**Twoje zadanie:** Przepisz słowo w słowo wszystko od początku rekordów w dół aż do wiersza zawierającego „brand-logo[interactable]: KroynLand xyxy=(5,8,51,19)”, włącznie z tym wierszem.

**Dostarczone dane:**
————————
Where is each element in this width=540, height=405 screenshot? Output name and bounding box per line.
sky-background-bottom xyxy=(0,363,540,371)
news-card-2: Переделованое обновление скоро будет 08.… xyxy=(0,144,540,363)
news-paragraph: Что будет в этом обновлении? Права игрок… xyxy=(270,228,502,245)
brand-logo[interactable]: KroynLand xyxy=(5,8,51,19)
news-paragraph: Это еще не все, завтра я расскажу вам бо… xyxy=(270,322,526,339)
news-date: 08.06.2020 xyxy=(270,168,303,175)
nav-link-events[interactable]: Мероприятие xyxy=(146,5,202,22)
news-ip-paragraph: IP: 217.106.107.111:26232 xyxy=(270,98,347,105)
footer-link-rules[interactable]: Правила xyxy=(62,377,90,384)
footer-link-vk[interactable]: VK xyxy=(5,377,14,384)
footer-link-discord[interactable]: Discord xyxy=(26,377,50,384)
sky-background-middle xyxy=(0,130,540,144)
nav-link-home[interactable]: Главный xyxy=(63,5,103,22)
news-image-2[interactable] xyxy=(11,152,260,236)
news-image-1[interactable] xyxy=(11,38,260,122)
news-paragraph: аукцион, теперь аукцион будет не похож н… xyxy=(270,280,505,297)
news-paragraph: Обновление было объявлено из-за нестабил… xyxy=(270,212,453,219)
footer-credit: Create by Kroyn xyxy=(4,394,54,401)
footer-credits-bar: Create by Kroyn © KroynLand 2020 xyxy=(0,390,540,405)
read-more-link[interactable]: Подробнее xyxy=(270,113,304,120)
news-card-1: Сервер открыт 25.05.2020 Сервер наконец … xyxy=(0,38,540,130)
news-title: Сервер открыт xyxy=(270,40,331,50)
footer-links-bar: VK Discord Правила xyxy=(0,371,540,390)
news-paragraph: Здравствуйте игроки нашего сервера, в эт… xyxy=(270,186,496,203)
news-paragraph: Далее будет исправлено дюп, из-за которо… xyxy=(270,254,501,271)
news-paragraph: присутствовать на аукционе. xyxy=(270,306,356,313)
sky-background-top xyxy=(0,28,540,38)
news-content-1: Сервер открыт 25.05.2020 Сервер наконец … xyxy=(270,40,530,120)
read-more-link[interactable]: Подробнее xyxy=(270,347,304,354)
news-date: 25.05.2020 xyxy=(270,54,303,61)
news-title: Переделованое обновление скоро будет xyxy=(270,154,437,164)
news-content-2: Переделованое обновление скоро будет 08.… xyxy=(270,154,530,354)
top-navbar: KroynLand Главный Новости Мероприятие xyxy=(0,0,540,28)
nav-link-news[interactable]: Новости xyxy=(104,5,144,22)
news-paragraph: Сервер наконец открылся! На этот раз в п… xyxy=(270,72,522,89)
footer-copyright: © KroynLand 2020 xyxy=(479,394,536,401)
————————
**Rozwiązanie zadania:**
Where is each element in this width=540, height=405 screenshot? Output name and bounding box per line.
sky-background-bottom xyxy=(0,363,540,371)
news-card-2: Переделованое обновление скоро будет 08.… xyxy=(0,144,540,363)
news-paragraph: Что будет в этом обновлении? Права игрок… xyxy=(270,228,502,245)
brand-logo[interactable]: KroynLand xyxy=(5,8,51,19)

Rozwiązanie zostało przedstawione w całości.